#### What you will do
Copy out everything from the first row down to the row containing "The serum portion 212S is at (332, 220).", replacing "schematic" with "diagrammatic" and leaving all else unchanged.
#####
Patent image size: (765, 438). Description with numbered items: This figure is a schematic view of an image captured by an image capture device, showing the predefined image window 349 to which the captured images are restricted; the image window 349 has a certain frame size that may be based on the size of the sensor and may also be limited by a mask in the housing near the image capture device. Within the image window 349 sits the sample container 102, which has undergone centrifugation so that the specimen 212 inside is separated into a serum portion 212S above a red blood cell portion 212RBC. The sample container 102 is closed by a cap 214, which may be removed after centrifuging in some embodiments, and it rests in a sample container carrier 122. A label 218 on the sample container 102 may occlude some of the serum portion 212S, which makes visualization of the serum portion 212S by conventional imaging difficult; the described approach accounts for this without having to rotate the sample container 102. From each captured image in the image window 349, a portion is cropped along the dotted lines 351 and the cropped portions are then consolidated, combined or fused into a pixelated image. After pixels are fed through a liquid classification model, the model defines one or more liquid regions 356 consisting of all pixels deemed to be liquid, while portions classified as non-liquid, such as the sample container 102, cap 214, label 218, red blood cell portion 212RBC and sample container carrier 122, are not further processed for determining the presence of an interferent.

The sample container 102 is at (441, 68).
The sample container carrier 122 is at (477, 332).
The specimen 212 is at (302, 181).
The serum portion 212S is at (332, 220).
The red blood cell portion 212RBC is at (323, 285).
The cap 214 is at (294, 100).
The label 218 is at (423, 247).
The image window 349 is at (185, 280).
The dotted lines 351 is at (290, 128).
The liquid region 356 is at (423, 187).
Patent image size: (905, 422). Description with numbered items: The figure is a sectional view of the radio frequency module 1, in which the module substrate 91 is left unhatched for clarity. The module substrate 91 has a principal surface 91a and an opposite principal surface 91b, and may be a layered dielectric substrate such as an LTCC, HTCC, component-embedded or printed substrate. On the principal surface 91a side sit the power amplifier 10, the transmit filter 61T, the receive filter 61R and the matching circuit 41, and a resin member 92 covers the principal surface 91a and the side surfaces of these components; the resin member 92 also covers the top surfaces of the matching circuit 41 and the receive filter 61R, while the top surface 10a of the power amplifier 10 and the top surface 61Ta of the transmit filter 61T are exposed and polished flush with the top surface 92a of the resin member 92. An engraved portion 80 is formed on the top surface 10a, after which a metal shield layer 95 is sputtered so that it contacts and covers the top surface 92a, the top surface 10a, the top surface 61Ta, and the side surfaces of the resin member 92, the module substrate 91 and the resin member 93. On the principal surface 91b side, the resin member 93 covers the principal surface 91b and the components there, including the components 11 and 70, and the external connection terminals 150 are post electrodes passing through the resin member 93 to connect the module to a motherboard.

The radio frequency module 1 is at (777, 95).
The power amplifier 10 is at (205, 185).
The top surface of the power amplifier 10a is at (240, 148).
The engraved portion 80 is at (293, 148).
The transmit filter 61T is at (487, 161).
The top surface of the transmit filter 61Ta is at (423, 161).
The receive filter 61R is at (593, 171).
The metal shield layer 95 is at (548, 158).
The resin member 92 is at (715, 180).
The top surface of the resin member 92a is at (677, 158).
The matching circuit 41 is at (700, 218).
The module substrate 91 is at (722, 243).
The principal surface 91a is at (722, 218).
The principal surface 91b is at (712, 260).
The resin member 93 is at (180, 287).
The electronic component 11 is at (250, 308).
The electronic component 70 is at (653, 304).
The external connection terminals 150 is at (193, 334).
#####
#### Result below
Patent image size: (765, 438). Description with numbered items: This figure is a diagrammatic view of an image captured by an image capture device, showing the predefined image window 349 to which the captured images are restricted; the image window 349 has a certain frame size that may be based on the size of the sensor and may also be limited by a mask in the housing near the image capture device. Within the image window 349 sits the sample container 102, which has undergone centrifugation so that the specimen 212 inside is separated into a serum portion 212S above a red blood cell portion 212RBC. The sample container 102 is closed by a cap 214, which may be removed after centrifuging in some embodiments, and it rests in a sample container carrier 122. A label 218 on the sample container 102 may occlude some of the serum portion 212S, which makes visualization of the serum portion 212S by conventional imaging difficult; the described approach accounts for this without having to rotate the sample container 102. From each captured image in the image window 349, a portion is cropped along the dotted lines 351 and the cropped portions are then consolidated, combined or fused into a pixelated image. After pixels are fed through a liquid classification model, the model defines one or more liquid regions 356 consisting of all pixels deemed to be liquid, while portions classified as non-liquid, such as the sample container 102, cap 214, label 218, red blood cell portion 212RBC and sample container carrier 122, are not further processed for determining the presence of an interferent.

The sample container 102 is at (441, 68).
The sample container carrier 122 is at (477, 332).
The specimen 212 is at (302, 181).
The serum portion 212S is at (332, 220).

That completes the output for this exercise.